## BEGIN Provided material
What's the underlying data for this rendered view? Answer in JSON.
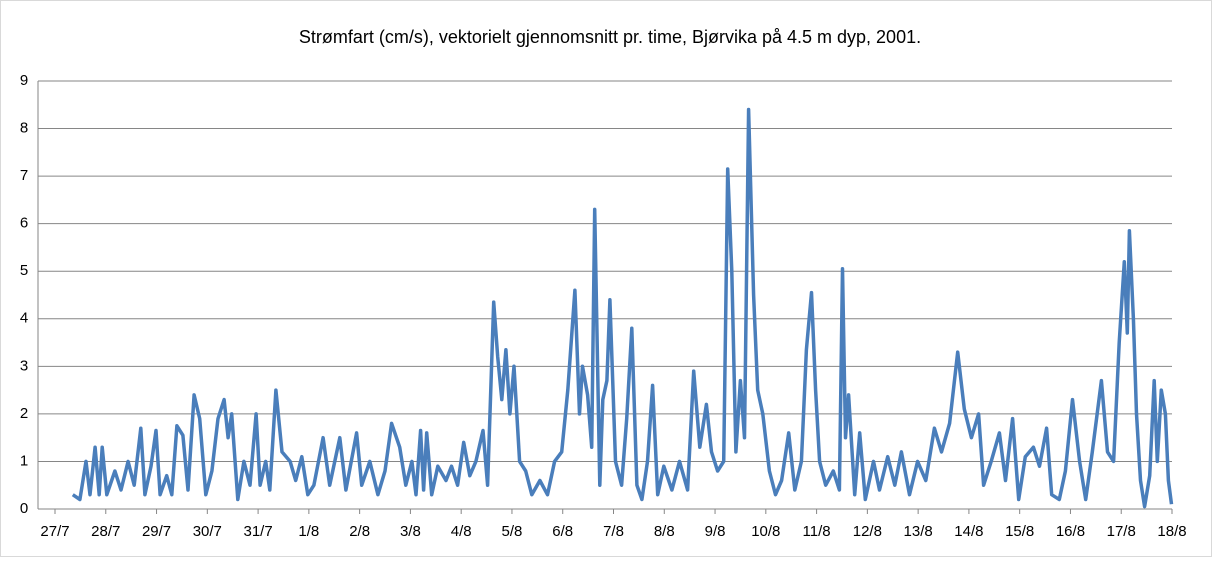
{
  "chart_data": {
    "type": "line",
    "title": "Strømfart (cm/s), vektorielt gjennomsnitt pr. time, Bjørvika på 4.5 m dyp, 2001.",
    "xlim": [
      0,
      22
    ],
    "xticks": [
      {
        "value": 0,
        "label": "27/7"
      },
      {
        "value": 1,
        "label": "28/7"
      },
      {
        "value": 2,
        "label": "29/7"
      },
      {
        "value": 3,
        "label": "30/7"
      },
      {
        "value": 4,
        "label": "31/7"
      },
      {
        "value": 5,
        "label": "1/8"
      },
      {
        "value": 6,
        "label": "2/8"
      },
      {
        "value": 7,
        "label": "3/8"
      },
      {
        "value": 8,
        "label": "4/8"
      },
      {
        "value": 9,
        "label": "5/8"
      },
      {
        "value": 10,
        "label": "6/8"
      },
      {
        "value": 11,
        "label": "7/8"
      },
      {
        "value": 12,
        "label": "8/8"
      },
      {
        "value": 13,
        "label": "9/8"
      },
      {
        "value": 14,
        "label": "10/8"
      },
      {
        "value": 15,
        "label": "11/8"
      },
      {
        "value": 16,
        "label": "12/8"
      },
      {
        "value": 17,
        "label": "13/8"
      },
      {
        "value": 18,
        "label": "14/8"
      },
      {
        "value": 19,
        "label": "15/8"
      },
      {
        "value": 20,
        "label": "16/8"
      },
      {
        "value": 21,
        "label": "17/8"
      },
      {
        "value": 22,
        "label": "18/8"
      }
    ],
    "ylim": [
      0,
      9
    ],
    "yticks": [
      0,
      1,
      2,
      3,
      4,
      5,
      6,
      7,
      8,
      9
    ],
    "grid": true,
    "series": [
      {
        "color": "#4a7ebb",
        "x": [
          0.35,
          0.49,
          0.61,
          0.69,
          0.79,
          0.87,
          0.93,
          1.02,
          1.18,
          1.3,
          1.44,
          1.56,
          1.69,
          1.77,
          1.89,
          1.99,
          2.07,
          2.2,
          2.3,
          2.4,
          2.52,
          2.62,
          2.74,
          2.85,
          2.97,
          3.09,
          3.21,
          3.33,
          3.41,
          3.48,
          3.6,
          3.72,
          3.84,
          3.96,
          4.04,
          4.15,
          4.23,
          4.35,
          4.47,
          4.63,
          4.74,
          4.86,
          4.98,
          5.1,
          5.28,
          5.41,
          5.61,
          5.73,
          5.94,
          6.04,
          6.2,
          6.36,
          6.5,
          6.63,
          6.79,
          6.91,
          7.03,
          7.11,
          7.2,
          7.26,
          7.32,
          7.42,
          7.54,
          7.7,
          7.81,
          7.93,
          8.05,
          8.17,
          8.29,
          8.43,
          8.52,
          8.64,
          8.72,
          8.8,
          8.88,
          8.96,
          9.04,
          9.15,
          9.27,
          9.39,
          9.55,
          9.7,
          9.84,
          9.98,
          10.1,
          10.24,
          10.33,
          10.39,
          10.49,
          10.57,
          10.63,
          10.73,
          10.79,
          10.87,
          10.93,
          11.04,
          11.16,
          11.26,
          11.36,
          11.46,
          11.56,
          11.67,
          11.77,
          11.87,
          11.99,
          12.15,
          12.3,
          12.46,
          12.58,
          12.7,
          12.83,
          12.93,
          13.05,
          13.17,
          13.25,
          13.33,
          13.41,
          13.5,
          13.58,
          13.66,
          13.76,
          13.84,
          13.94,
          14.07,
          14.19,
          14.31,
          14.45,
          14.57,
          14.7,
          14.8,
          14.9,
          14.98,
          15.06,
          15.18,
          15.33,
          15.45,
          15.51,
          15.57,
          15.63,
          15.75,
          15.85,
          15.96,
          16.12,
          16.24,
          16.4,
          16.54,
          16.67,
          16.83,
          16.99,
          17.15,
          17.32,
          17.46,
          17.62,
          17.78,
          17.91,
          18.05,
          18.19,
          18.29,
          18.44,
          18.6,
          18.72,
          18.86,
          18.98,
          19.11,
          19.27,
          19.39,
          19.53,
          19.63,
          19.78,
          19.9,
          20.04,
          20.18,
          20.3,
          20.43,
          20.61,
          20.73,
          20.85,
          20.96,
          21.06,
          21.12,
          21.16,
          21.24,
          21.3,
          21.38,
          21.46,
          21.56,
          21.65,
          21.71,
          21.79,
          21.87,
          21.93,
          21.99
        ],
        "values": [
          0.3,
          0.2,
          1.0,
          0.3,
          1.3,
          0.3,
          1.3,
          0.3,
          0.8,
          0.4,
          1.0,
          0.5,
          1.7,
          0.3,
          0.9,
          1.65,
          0.3,
          0.7,
          0.3,
          1.75,
          1.55,
          0.4,
          2.4,
          1.9,
          0.3,
          0.8,
          1.9,
          2.3,
          1.5,
          2.0,
          0.2,
          1.0,
          0.5,
          2.0,
          0.5,
          1.0,
          0.4,
          2.5,
          1.2,
          1.0,
          0.6,
          1.1,
          0.3,
          0.5,
          1.5,
          0.5,
          1.5,
          0.4,
          1.6,
          0.5,
          1.0,
          0.3,
          0.8,
          1.8,
          1.3,
          0.5,
          1.0,
          0.3,
          1.65,
          0.4,
          1.6,
          0.3,
          0.9,
          0.6,
          0.9,
          0.5,
          1.4,
          0.7,
          1.0,
          1.65,
          0.5,
          4.35,
          3.2,
          2.3,
          3.35,
          2.0,
          3.0,
          1.0,
          0.8,
          0.3,
          0.6,
          0.3,
          1.0,
          1.2,
          2.5,
          4.6,
          2.0,
          3.0,
          2.4,
          1.3,
          6.3,
          0.5,
          2.3,
          2.7,
          4.4,
          1.0,
          0.5,
          1.9,
          3.8,
          0.5,
          0.2,
          1.0,
          2.6,
          0.3,
          0.9,
          0.4,
          1.0,
          0.4,
          2.9,
          1.3,
          2.2,
          1.2,
          0.8,
          1.0,
          7.15,
          5.0,
          1.2,
          2.7,
          1.5,
          8.4,
          4.5,
          2.5,
          2.0,
          0.8,
          0.3,
          0.6,
          1.6,
          0.4,
          1.0,
          3.35,
          4.55,
          2.5,
          1.0,
          0.5,
          0.8,
          0.4,
          5.05,
          1.5,
          2.4,
          0.3,
          1.6,
          0.2,
          1.0,
          0.4,
          1.1,
          0.5,
          1.2,
          0.3,
          1.0,
          0.6,
          1.7,
          1.2,
          1.8,
          3.3,
          2.1,
          1.5,
          2.0,
          0.5,
          1.0,
          1.6,
          0.6,
          1.9,
          0.2,
          1.1,
          1.3,
          0.9,
          1.7,
          0.3,
          0.2,
          0.8,
          2.3,
          1.0,
          0.2,
          1.2,
          2.7,
          1.2,
          1.0,
          3.5,
          5.2,
          3.7,
          5.85,
          4.0,
          2.0,
          0.6,
          0.05,
          0.7,
          2.7,
          1.0,
          2.5,
          2.0,
          0.6,
          0.1
        ]
      }
    ]
  }
}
## END Provided material
- **Objective**
Output the records above exactly as they are, leaving out the pictures.

- **Problem solution**
What's the underlying data for this rendered view? Answer in JSON.
{
  "chart_data": {
    "type": "line",
    "title": "Strømfart (cm/s), vektorielt gjennomsnitt pr. time, Bjørvika på 4.5 m dyp, 2001.",
    "xlim": [
      0,
      22
    ],
    "xticks": [
      {
        "value": 0,
        "label": "27/7"
      },
      {
        "value": 1,
        "label": "28/7"
      },
      {
        "value": 2,
        "label": "29/7"
      },
      {
        "value": 3,
        "label": "30/7"
      },
      {
        "value": 4,
        "label": "31/7"
      },
      {
        "value": 5,
        "label": "1/8"
      },
      {
        "value": 6,
        "label": "2/8"
      },
      {
        "value": 7,
        "label": "3/8"
      },
      {
        "value": 8,
        "label": "4/8"
      },
      {
        "value": 9,
        "label": "5/8"
      },
      {
        "value": 10,
        "label": "6/8"
      },
      {
        "value": 11,
        "label": "7/8"
      },
      {
        "value": 12,
        "label": "8/8"
      },
      {
        "value": 13,
        "label": "9/8"
      },
      {
        "value": 14,
        "label": "10/8"
      },
      {
        "value": 15,
        "label": "11/8"
      },
      {
        "value": 16,
        "label": "12/8"
      },
      {
        "value": 17,
        "label": "13/8"
      },
      {
        "value": 18,
        "label": "14/8"
      },
      {
        "value": 19,
        "label": "15/8"
      },
      {
        "value": 20,
        "label": "16/8"
      },
      {
        "value": 21,
        "label": "17/8"
      },
      {
        "value": 22,
        "label": "18/8"
      }
    ],
    "ylim": [
      0,
      9
    ],
    "yticks": [
      0,
      1,
      2,
      3,
      4,
      5,
      6,
      7,
      8,
      9
    ],
    "grid": true,
    "series": [
      {
        "color": "#4a7ebb",
        "x": [
          0.35,
          0.49,
          0.61,
          0.69,
          0.79,
          0.87,
          0.93,
          1.02,
          1.18,
          1.3,
          1.44,
          1.56,
          1.69,
          1.77,
          1.89,
          1.99,
          2.07,
          2.2,
          2.3,
          2.4,
          2.52,
          2.62,
          2.74,
          2.85,
          2.97,
          3.09,
          3.21,
          3.33,
          3.41,
          3.48,
          3.6,
          3.72,
          3.84,
          3.96,
          4.04,
          4.15,
          4.23,
          4.35,
          4.47,
          4.63,
          4.74,
          4.86,
          4.98,
          5.1,
          5.28,
          5.41,
          5.61,
          5.73,
          5.94,
          6.04,
          6.2,
          6.36,
          6.5,
          6.63,
          6.79,
          6.91,
          7.03,
          7.11,
          7.2,
          7.26,
          7.32,
          7.42,
          7.54,
          7.7,
          7.81,
          7.93,
          8.05,
          8.17,
          8.29,
          8.43,
          8.52,
          8.64,
          8.72,
          8.8,
          8.88,
          8.96,
          9.04,
          9.15,
          9.27,
          9.39,
          9.55,
          9.7,
          9.84,
          9.98,
          10.1,
          10.24,
          10.33,
          10.39,
          10.49,
          10.57,
          10.63,
          10.73,
          10.79,
          10.87,
          10.93,
          11.04,
          11.16,
          11.26,
          11.36,
          11.46,
          11.56,
          11.67,
          11.77,
          11.87,
          11.99,
          12.15,
          12.3,
          12.46,
          12.58,
          12.7,
          12.83,
          12.93,
          13.05,
          13.17,
          13.25,
          13.33,
          13.41,
          13.5,
          13.58,
          13.66,
          13.76,
          13.84,
          13.94,
          14.07,
          14.19,
          14.31,
          14.45,
          14.57,
          14.7,
          14.8,
          14.9,
          14.98,
          15.06,
          15.18,
          15.33,
          15.45,
          15.51,
          15.57,
          15.63,
          15.75,
          15.85,
          15.96,
          16.12,
          16.24,
          16.4,
          16.54,
          16.67,
          16.83,
          16.99,
          17.15,
          17.32,
          17.46,
          17.62,
          17.78,
          17.91,
          18.05,
          18.19,
          18.29,
          18.44,
          18.6,
          18.72,
          18.86,
          18.98,
          19.11,
          19.27,
          19.39,
          19.53,
          19.63,
          19.78,
          19.9,
          20.04,
          20.18,
          20.3,
          20.43,
          20.61,
          20.73,
          20.85,
          20.96,
          21.06,
          21.12,
          21.16,
          21.24,
          21.3,
          21.38,
          21.46,
          21.56,
          21.65,
          21.71,
          21.79,
          21.87,
          21.93,
          21.99
        ],
        "values": [
          0.3,
          0.2,
          1.0,
          0.3,
          1.3,
          0.3,
          1.3,
          0.3,
          0.8,
          0.4,
          1.0,
          0.5,
          1.7,
          0.3,
          0.9,
          1.65,
          0.3,
          0.7,
          0.3,
          1.75,
          1.55,
          0.4,
          2.4,
          1.9,
          0.3,
          0.8,
          1.9,
          2.3,
          1.5,
          2.0,
          0.2,
          1.0,
          0.5,
          2.0,
          0.5,
          1.0,
          0.4,
          2.5,
          1.2,
          1.0,
          0.6,
          1.1,
          0.3,
          0.5,
          1.5,
          0.5,
          1.5,
          0.4,
          1.6,
          0.5,
          1.0,
          0.3,
          0.8,
          1.8,
          1.3,
          0.5,
          1.0,
          0.3,
          1.65,
          0.4,
          1.6,
          0.3,
          0.9,
          0.6,
          0.9,
          0.5,
          1.4,
          0.7,
          1.0,
          1.65,
          0.5,
          4.35,
          3.2,
          2.3,
          3.35,
          2.0,
          3.0,
          1.0,
          0.8,
          0.3,
          0.6,
          0.3,
          1.0,
          1.2,
          2.5,
          4.6,
          2.0,
          3.0,
          2.4,
          1.3,
          6.3,
          0.5,
          2.3,
          2.7,
          4.4,
          1.0,
          0.5,
          1.9,
          3.8,
          0.5,
          0.2,
          1.0,
          2.6,
          0.3,
          0.9,
          0.4,
          1.0,
          0.4,
          2.9,
          1.3,
          2.2,
          1.2,
          0.8,
          1.0,
          7.15,
          5.0,
          1.2,
          2.7,
          1.5,
          8.4,
          4.5,
          2.5,
          2.0,
          0.8,
          0.3,
          0.6,
          1.6,
          0.4,
          1.0,
          3.35,
          4.55,
          2.5,
          1.0,
          0.5,
          0.8,
          0.4,
          5.05,
          1.5,
          2.4,
          0.3,
          1.6,
          0.2,
          1.0,
          0.4,
          1.1,
          0.5,
          1.2,
          0.3,
          1.0,
          0.6,
          1.7,
          1.2,
          1.8,
          3.3,
          2.1,
          1.5,
          2.0,
          0.5,
          1.0,
          1.6,
          0.6,
          1.9,
          0.2,
          1.1,
          1.3,
          0.9,
          1.7,
          0.3,
          0.2,
          0.8,
          2.3,
          1.0,
          0.2,
          1.2,
          2.7,
          1.2,
          1.0,
          3.5,
          5.2,
          3.7,
          5.85,
          4.0,
          2.0,
          0.6,
          0.05,
          0.7,
          2.7,
          1.0,
          2.5,
          2.0,
          0.6,
          0.1
        ]
      }
    ]
  }
}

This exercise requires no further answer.